Stated goal: Lines containing the string "provided" are to be counted. Write only how many there are.

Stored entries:
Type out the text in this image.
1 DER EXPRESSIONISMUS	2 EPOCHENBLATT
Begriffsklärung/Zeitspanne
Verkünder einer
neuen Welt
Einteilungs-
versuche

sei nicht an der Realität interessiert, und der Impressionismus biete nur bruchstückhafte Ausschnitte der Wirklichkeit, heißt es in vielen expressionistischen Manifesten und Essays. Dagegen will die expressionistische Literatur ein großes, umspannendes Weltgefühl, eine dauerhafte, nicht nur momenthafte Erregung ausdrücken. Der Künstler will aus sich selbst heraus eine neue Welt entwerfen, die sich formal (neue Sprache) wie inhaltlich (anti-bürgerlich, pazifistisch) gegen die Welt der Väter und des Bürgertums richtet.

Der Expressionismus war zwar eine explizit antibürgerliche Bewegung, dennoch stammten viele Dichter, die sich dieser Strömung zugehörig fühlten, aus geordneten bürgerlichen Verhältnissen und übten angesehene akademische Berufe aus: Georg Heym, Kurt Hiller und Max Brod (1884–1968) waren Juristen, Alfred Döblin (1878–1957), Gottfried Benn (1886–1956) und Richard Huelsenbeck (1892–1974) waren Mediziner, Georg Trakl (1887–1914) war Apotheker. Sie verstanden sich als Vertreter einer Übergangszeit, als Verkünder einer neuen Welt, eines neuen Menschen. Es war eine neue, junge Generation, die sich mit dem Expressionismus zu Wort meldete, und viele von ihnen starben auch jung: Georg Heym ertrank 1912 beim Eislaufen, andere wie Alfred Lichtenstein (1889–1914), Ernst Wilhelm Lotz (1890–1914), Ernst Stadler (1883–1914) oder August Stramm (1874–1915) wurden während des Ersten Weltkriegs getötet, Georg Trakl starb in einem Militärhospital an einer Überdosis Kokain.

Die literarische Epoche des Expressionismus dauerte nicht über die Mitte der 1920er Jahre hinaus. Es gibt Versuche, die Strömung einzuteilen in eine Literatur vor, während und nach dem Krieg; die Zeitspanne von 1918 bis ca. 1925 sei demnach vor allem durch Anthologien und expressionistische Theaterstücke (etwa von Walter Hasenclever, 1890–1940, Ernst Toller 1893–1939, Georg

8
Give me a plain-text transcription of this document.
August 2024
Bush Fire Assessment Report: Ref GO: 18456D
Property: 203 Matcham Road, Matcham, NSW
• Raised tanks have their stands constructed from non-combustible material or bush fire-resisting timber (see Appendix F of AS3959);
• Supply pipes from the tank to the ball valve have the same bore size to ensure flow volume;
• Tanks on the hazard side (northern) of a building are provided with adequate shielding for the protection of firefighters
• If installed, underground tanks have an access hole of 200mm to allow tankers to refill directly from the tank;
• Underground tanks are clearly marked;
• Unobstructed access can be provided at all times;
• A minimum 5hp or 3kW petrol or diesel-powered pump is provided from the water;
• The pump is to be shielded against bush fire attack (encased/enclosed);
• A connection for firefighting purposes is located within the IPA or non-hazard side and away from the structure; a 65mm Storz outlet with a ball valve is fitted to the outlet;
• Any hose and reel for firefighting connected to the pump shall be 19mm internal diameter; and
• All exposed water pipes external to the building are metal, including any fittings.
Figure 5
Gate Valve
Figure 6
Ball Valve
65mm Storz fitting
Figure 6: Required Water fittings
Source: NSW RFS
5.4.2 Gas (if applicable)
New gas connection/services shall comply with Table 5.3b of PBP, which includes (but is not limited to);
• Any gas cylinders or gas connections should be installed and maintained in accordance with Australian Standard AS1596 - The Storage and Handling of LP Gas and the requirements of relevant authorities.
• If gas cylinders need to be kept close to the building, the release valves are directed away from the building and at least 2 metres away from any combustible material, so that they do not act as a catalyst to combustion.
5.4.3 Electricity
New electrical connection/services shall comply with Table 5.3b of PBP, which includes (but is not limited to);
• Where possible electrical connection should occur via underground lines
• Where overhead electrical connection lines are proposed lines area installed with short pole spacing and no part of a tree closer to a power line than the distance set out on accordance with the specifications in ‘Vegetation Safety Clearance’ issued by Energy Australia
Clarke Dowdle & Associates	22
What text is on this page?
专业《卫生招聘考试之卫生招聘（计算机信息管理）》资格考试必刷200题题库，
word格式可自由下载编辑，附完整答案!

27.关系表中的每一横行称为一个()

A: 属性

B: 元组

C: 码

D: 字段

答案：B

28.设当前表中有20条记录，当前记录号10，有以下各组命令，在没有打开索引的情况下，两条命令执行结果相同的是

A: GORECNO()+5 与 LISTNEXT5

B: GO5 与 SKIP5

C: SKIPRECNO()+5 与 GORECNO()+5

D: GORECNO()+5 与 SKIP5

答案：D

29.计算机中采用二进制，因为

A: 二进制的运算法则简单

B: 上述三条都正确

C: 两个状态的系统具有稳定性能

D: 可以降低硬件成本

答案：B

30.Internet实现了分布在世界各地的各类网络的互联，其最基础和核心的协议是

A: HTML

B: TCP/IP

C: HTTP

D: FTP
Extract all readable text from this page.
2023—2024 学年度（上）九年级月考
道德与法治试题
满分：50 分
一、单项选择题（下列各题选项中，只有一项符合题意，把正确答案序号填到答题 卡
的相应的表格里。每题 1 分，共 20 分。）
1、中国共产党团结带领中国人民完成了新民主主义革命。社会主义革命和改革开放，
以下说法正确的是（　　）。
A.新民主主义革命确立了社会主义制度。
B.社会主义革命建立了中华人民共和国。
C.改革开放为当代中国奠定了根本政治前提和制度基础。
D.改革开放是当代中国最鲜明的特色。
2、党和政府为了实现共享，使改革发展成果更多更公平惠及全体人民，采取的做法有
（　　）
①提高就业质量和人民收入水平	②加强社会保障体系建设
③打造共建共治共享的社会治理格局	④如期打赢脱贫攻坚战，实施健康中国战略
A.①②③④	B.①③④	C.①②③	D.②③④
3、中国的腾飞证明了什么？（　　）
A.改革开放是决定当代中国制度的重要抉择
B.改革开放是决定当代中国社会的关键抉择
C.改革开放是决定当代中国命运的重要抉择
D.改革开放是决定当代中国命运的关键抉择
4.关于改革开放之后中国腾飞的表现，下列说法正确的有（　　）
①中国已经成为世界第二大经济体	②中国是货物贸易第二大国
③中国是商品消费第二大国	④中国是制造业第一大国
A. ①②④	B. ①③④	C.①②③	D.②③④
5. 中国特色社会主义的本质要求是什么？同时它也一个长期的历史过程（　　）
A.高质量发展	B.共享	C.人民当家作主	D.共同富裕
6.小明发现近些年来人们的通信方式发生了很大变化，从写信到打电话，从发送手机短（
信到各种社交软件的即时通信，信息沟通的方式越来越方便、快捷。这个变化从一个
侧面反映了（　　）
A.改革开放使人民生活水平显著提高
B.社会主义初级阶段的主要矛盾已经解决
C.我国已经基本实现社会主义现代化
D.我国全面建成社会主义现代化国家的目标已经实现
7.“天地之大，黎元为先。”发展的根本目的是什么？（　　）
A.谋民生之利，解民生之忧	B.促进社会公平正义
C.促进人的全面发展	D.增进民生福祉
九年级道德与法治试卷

The reply: 3